* **Exercise requirements**:
Copy all of the material below exactly.

######

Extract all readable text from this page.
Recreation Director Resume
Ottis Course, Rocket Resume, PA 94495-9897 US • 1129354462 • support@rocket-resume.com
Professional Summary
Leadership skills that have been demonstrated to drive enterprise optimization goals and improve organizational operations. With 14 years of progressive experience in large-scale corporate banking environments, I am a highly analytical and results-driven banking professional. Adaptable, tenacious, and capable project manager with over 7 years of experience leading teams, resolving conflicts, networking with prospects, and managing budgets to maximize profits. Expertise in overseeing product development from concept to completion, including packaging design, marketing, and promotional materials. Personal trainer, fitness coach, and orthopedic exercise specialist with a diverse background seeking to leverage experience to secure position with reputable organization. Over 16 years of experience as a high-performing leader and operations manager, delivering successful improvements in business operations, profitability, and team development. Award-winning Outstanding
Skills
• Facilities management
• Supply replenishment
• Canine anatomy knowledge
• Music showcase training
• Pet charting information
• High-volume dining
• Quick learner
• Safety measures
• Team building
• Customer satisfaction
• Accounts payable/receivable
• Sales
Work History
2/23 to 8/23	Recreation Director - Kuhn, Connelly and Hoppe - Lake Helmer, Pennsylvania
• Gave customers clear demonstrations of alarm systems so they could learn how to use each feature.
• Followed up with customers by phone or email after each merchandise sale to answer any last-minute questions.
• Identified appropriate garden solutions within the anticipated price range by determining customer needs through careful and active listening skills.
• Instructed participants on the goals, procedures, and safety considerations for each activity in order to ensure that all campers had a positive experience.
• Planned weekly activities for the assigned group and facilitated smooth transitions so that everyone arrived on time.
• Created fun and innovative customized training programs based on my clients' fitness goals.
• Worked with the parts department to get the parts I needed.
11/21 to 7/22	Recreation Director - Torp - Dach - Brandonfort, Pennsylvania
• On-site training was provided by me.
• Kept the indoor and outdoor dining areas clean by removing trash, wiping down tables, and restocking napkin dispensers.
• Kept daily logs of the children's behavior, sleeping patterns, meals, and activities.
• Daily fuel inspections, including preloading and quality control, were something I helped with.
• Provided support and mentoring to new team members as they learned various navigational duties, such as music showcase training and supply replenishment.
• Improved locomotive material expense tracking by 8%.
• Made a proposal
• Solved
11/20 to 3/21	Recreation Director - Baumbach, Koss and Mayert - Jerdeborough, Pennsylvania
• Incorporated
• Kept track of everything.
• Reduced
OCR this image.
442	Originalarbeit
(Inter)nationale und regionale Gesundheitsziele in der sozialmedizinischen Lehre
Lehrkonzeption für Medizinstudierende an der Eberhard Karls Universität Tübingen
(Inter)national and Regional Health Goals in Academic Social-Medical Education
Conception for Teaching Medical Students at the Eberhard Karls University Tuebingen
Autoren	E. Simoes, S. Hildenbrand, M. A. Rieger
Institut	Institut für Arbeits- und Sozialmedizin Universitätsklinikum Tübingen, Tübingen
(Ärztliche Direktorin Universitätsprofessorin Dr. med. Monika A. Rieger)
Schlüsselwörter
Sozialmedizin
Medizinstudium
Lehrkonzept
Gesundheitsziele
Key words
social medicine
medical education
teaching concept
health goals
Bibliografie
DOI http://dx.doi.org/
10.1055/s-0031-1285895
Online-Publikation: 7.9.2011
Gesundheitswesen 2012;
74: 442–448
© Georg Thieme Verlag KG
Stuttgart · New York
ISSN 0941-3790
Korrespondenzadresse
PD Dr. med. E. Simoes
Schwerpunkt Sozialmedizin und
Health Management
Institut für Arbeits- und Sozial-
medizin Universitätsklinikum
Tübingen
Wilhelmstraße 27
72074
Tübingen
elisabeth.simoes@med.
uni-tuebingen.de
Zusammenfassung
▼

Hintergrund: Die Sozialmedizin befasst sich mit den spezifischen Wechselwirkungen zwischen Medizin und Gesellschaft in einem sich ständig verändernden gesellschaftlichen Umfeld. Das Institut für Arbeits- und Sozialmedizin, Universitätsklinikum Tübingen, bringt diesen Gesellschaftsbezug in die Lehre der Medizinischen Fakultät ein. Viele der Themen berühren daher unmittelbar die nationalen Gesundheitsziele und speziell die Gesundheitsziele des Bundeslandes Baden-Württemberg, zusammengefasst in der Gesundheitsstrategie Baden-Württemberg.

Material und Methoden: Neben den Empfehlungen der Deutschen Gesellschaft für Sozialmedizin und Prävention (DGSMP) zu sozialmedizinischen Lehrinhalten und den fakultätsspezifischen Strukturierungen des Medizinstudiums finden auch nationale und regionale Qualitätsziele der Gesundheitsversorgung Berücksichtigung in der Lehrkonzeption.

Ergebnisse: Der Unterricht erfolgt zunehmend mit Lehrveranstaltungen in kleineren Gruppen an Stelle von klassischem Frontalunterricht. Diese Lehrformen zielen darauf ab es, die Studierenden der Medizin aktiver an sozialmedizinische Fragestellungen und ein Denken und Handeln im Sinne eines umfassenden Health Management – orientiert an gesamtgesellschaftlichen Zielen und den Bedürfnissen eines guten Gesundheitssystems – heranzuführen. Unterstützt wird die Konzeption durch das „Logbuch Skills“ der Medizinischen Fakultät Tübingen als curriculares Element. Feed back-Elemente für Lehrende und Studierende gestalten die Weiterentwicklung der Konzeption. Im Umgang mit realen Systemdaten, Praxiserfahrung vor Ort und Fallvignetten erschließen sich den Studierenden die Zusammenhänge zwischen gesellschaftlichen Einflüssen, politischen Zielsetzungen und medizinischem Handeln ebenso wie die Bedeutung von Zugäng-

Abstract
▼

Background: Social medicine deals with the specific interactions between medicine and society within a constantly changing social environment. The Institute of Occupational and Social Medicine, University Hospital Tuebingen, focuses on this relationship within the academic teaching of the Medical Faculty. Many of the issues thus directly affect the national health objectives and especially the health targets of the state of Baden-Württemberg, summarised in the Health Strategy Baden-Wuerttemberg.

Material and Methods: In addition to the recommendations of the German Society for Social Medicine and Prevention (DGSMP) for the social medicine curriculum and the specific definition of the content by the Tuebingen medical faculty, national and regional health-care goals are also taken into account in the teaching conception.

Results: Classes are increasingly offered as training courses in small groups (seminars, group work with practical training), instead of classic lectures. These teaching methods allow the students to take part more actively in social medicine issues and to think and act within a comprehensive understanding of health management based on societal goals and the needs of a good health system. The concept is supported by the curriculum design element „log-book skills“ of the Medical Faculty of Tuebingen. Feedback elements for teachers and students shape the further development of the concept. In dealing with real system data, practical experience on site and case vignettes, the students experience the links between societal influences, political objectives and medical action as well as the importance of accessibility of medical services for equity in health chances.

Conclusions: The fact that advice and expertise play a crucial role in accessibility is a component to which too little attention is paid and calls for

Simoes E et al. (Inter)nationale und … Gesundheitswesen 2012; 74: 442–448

######

* **The result**:
Extract all readable text from this page.
Recreation Director Resume
Ottis Course, Rocket Resume, PA 94495-9897 US • 1129354462 • support@rocket-resume.com
Professional Summary
Leadership skills that have been demonstrated to drive enterprise optimization goals and improve organizational operations. With 14 years of progressive experience in large-scale corporate banking environments, I am a highly analytical and results-driven banking professional. Adaptable, tenacious, and capable project manager with over 7 years of experience leading teams, resolving conflicts, networking with prospects, and managing budgets to maximize profits. Expertise in overseeing product development from concept to completion, including packaging design, marketing, and promotional materials. Personal trainer, fitness coach, and orthopedic exercise specialist with a diverse background seeking to leverage experience to secure position with reputable organization. Over 16 years of experience as a high-performing leader and operations manager, delivering successful improvements in business operations, profitability, and team development. Award-winning Outstanding
Skills
• Facilities management
• Supply replenishment
• Canine anatomy knowledge
• Music showcase training
• Pet charting information
• High-volume dining
• Quick learner
• Safety measures
• Team building
• Customer satisfaction
• Accounts payable/receivable
• Sales
Work History
2/23 to 8/23	Recreation Director - Kuhn, Connelly and Hoppe - Lake Helmer, Pennsylvania
• Gave customers clear demonstrations of alarm systems so they could learn how to use each feature.
• Followed up with customers by phone or email after each merchandise sale to answer any last-minute questions.
• Identified appropriate garden solutions within the anticipated price range by determining customer needs through careful and active listening skills.
• Instructed participants on the goals, procedures, and safety considerations for each activity in order to ensure that all campers had a positive experience.
• Planned weekly activities for the assigned group and facilitated smooth transitions so that everyone arrived on time.
• Created fun and innovative customized training programs based on my clients' fitness goals.
• Worked with the parts department to get the parts I needed.
11/21 to 7/22	Recreation Director - Torp - Dach - Brandonfort, Pennsylvania
• On-site training was provided by me.
• Kept the indoor and outdoor dining areas clean by removing trash, wiping down tables, and restocking napkin dispensers.
• Kept daily logs of the children's behavior, sleeping patterns, meals, and activities.
• Daily fuel inspections, including preloading and quality control, were something I helped with.
• Provided support and mentoring to new team members as they learned various navigational duties, such as music showcase training and supply replenishment.
• Improved locomotive material expense tracking by 8%.
• Made a proposal
• Solved
11/20 to 3/21	Recreation Director - Baumbach, Koss and Mayert - Jerdeborough, Pennsylvania
• Incorporated
• Kept track of everything.
• Reduced
OCR this image.
442	Originalarbeit
(Inter)nationale und regionale Gesundheitsziele in der sozialmedizinischen Lehre
Lehrkonzeption für Medizinstudierende an der Eberhard Karls Universität Tübingen
(Inter)national and Regional Health Goals in Academic Social-Medical Education
Conception for Teaching Medical Students at the Eberhard Karls University Tuebingen
Autoren	E. Simoes, S. Hildenbrand, M. A. Rieger
Institut	Institut für Arbeits- und Sozialmedizin Universitätsklinikum Tübingen, Tübingen
(Ärztliche Direktorin Universitätsprofessorin Dr. med. Monika A. Rieger)
Schlüsselwörter
Sozialmedizin
Medizinstudium
Lehrkonzept
Gesundheitsziele
Key words
social medicine
medical education
teaching concept
health goals
Bibliografie
DOI http://dx.doi.org/
10.1055/s-0031-1285895
Online-Publikation: 7.9.2011
Gesundheitswesen 2012;
74: 442–448
© Georg Thieme Verlag KG
Stuttgart · New York
ISSN 0941-3790
Korrespondenzadresse
PD Dr. med. E. Simoes
Schwerpunkt Sozialmedizin und
Health Management
Institut für Arbeits- und Sozial-
medizin Universitätsklinikum
Tübingen
Wilhelmstraße 27
72074
Tübingen
elisabeth.simoes@med.
uni-tuebingen.de
Zusammenfassung
▼

Hintergrund: Die Sozialmedizin befasst sich mit den spezifischen Wechselwirkungen zwischen Medizin und Gesellschaft in einem sich ständig verändernden gesellschaftlichen Umfeld. Das Institut für Arbeits- und Sozialmedizin, Universitätsklinikum Tübingen, bringt diesen Gesellschaftsbezug in die Lehre der Medizinischen Fakultät ein. Viele der Themen berühren daher unmittelbar die nationalen Gesundheitsziele und speziell die Gesundheitsziele des Bundeslandes Baden-Württemberg, zusammengefasst in der Gesundheitsstrategie Baden-Württemberg.

Material und Methoden: Neben den Empfehlungen der Deutschen Gesellschaft für Sozialmedizin und Prävention (DGSMP) zu sozialmedizinischen Lehrinhalten und den fakultätsspezifischen Strukturierungen des Medizinstudiums finden auch nationale und regionale Qualitätsziele der Gesundheitsversorgung Berücksichtigung in der Lehrkonzeption.

Ergebnisse: Der Unterricht erfolgt zunehmend mit Lehrveranstaltungen in kleineren Gruppen an Stelle von klassischem Frontalunterricht. Diese Lehrformen zielen darauf ab es, die Studierenden der Medizin aktiver an sozialmedizinische Fragestellungen und ein Denken und Handeln im Sinne eines umfassenden Health Management – orientiert an gesamtgesellschaftlichen Zielen und den Bedürfnissen eines guten Gesundheitssystems – heranzuführen. Unterstützt wird die Konzeption durch das „Logbuch Skills“ der Medizinischen Fakultät Tübingen als curriculares Element. Feed back-Elemente für Lehrende und Studierende gestalten die Weiterentwicklung der Konzeption. Im Umgang mit realen Systemdaten, Praxiserfahrung vor Ort und Fallvignetten erschließen sich den Studierenden die Zusammenhänge zwischen gesellschaftlichen Einflüssen, politischen Zielsetzungen und medizinischem Handeln ebenso wie die Bedeutung von Zugäng-

Abstract
▼

Background: Social medicine deals with the specific interactions between medicine and society within a constantly changing social environment. The Institute of Occupational and Social Medicine, University Hospital Tuebingen, focuses on this relationship within the academic teaching of the Medical Faculty. Many of the issues thus directly affect the national health objectives and especially the health targets of the state of Baden-Württemberg, summarised in the Health Strategy Baden-Wuerttemberg.

Material and Methods: In addition to the recommendations of the German Society for Social Medicine and Prevention (DGSMP) for the social medicine curriculum and the specific definition of the content by the Tuebingen medical faculty, national and regional health-care goals are also taken into account in the teaching conception.

Results: Classes are increasingly offered as training courses in small groups (seminars, group work with practical training), instead of classic lectures. These teaching methods allow the students to take part more actively in social medicine issues and to think and act within a comprehensive understanding of health management based on societal goals and the needs of a good health system. The concept is supported by the curriculum design element „log-book skills“ of the Medical Faculty of Tuebingen. Feedback elements for teachers and students shape the further development of the concept. In dealing with real system data, practical experience on site and case vignettes, the students experience the links between societal influences, political objectives and medical action as well as the importance of accessibility of medical services for equity in health chances.

Conclusions: The fact that advice and expertise play a crucial role in accessibility is a component to which too little attention is paid and calls for

Simoes E et al. (Inter)nationale und … Gesundheitswesen 2012; 74: 442–448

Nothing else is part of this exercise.